--- BEGIN ---

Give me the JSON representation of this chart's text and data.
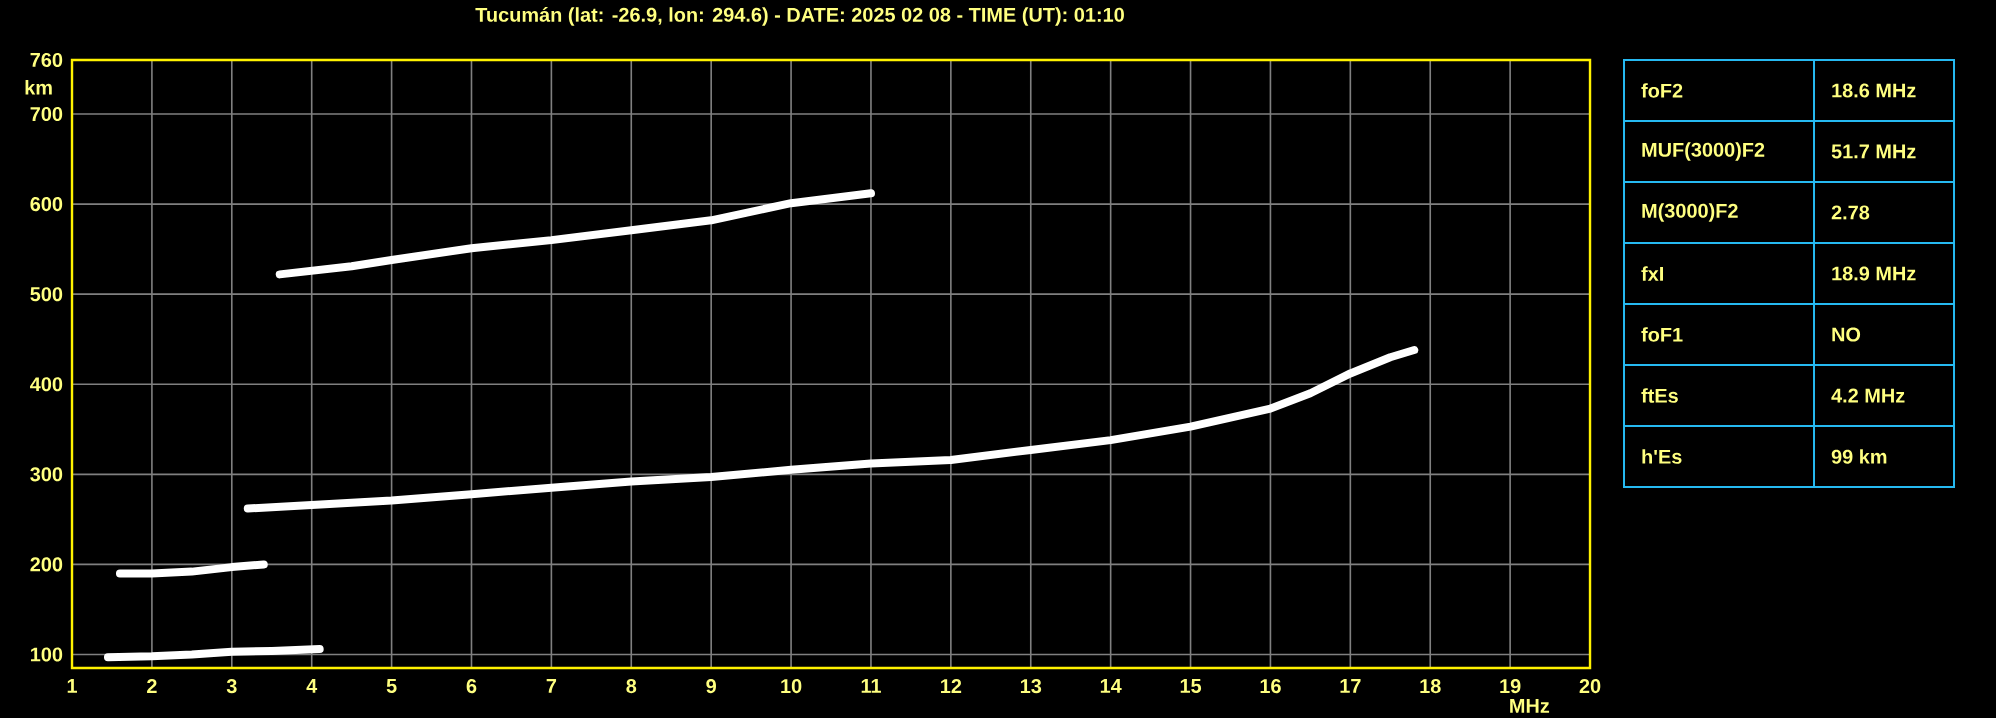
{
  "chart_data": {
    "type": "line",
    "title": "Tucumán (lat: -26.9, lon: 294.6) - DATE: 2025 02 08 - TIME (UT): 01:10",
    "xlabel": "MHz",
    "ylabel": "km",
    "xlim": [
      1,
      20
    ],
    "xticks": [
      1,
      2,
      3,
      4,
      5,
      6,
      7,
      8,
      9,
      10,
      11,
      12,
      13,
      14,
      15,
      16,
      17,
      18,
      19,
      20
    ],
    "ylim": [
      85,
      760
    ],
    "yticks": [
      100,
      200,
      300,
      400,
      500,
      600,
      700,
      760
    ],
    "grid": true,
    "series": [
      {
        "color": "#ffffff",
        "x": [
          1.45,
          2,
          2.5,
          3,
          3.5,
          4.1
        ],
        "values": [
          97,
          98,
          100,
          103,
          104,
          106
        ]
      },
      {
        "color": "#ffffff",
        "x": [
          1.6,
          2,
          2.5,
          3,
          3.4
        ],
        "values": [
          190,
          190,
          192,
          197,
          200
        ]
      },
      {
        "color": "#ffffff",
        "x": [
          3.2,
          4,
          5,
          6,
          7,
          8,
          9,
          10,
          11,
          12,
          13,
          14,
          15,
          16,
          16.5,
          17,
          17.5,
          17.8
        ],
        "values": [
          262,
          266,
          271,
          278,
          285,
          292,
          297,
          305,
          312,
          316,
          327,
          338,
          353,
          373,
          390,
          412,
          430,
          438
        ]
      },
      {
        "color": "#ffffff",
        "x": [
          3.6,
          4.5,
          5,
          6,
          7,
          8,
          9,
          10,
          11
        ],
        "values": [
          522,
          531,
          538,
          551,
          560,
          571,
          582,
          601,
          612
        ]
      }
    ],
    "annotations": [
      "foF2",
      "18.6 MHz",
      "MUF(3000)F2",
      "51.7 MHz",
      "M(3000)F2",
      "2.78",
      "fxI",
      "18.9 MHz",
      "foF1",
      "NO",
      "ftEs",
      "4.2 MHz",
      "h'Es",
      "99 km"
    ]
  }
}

--- END ---

Challenge: Repeat the material verbatim. Do not carry over any picture.

Result of this exercise:
Give me the JSON representation of this chart's text and data.
{
  "chart_data": {
    "type": "line",
    "title": "Tucumán (lat: -26.9, lon: 294.6) - DATE: 2025 02 08 - TIME (UT): 01:10",
    "xlabel": "MHz",
    "ylabel": "km",
    "xlim": [
      1,
      20
    ],
    "xticks": [
      1,
      2,
      3,
      4,
      5,
      6,
      7,
      8,
      9,
      10,
      11,
      12,
      13,
      14,
      15,
      16,
      17,
      18,
      19,
      20
    ],
    "ylim": [
      85,
      760
    ],
    "yticks": [
      100,
      200,
      300,
      400,
      500,
      600,
      700,
      760
    ],
    "grid": true,
    "series": [
      {
        "color": "#ffffff",
        "x": [
          1.45,
          2,
          2.5,
          3,
          3.5,
          4.1
        ],
        "values": [
          97,
          98,
          100,
          103,
          104,
          106
        ]
      },
      {
        "color": "#ffffff",
        "x": [
          1.6,
          2,
          2.5,
          3,
          3.4
        ],
        "values": [
          190,
          190,
          192,
          197,
          200
        ]
      },
      {
        "color": "#ffffff",
        "x": [
          3.2,
          4,
          5,
          6,
          7,
          8,
          9,
          10,
          11,
          12,
          13,
          14,
          15,
          16,
          16.5,
          17,
          17.5,
          17.8
        ],
        "values": [
          262,
          266,
          271,
          278,
          285,
          292,
          297,
          305,
          312,
          316,
          327,
          338,
          353,
          373,
          390,
          412,
          430,
          438
        ]
      },
      {
        "color": "#ffffff",
        "x": [
          3.6,
          4.5,
          5,
          6,
          7,
          8,
          9,
          10,
          11
        ],
        "values": [
          522,
          531,
          538,
          551,
          560,
          571,
          582,
          601,
          612
        ]
      }
    ],
    "annotations": [
      "foF2",
      "18.6 MHz",
      "MUF(3000)F2",
      "51.7 MHz",
      "M(3000)F2",
      "2.78",
      "fxI",
      "18.9 MHz",
      "foF1",
      "NO",
      "ftEs",
      "4.2 MHz",
      "h'Es",
      "99 km"
    ]
  }
}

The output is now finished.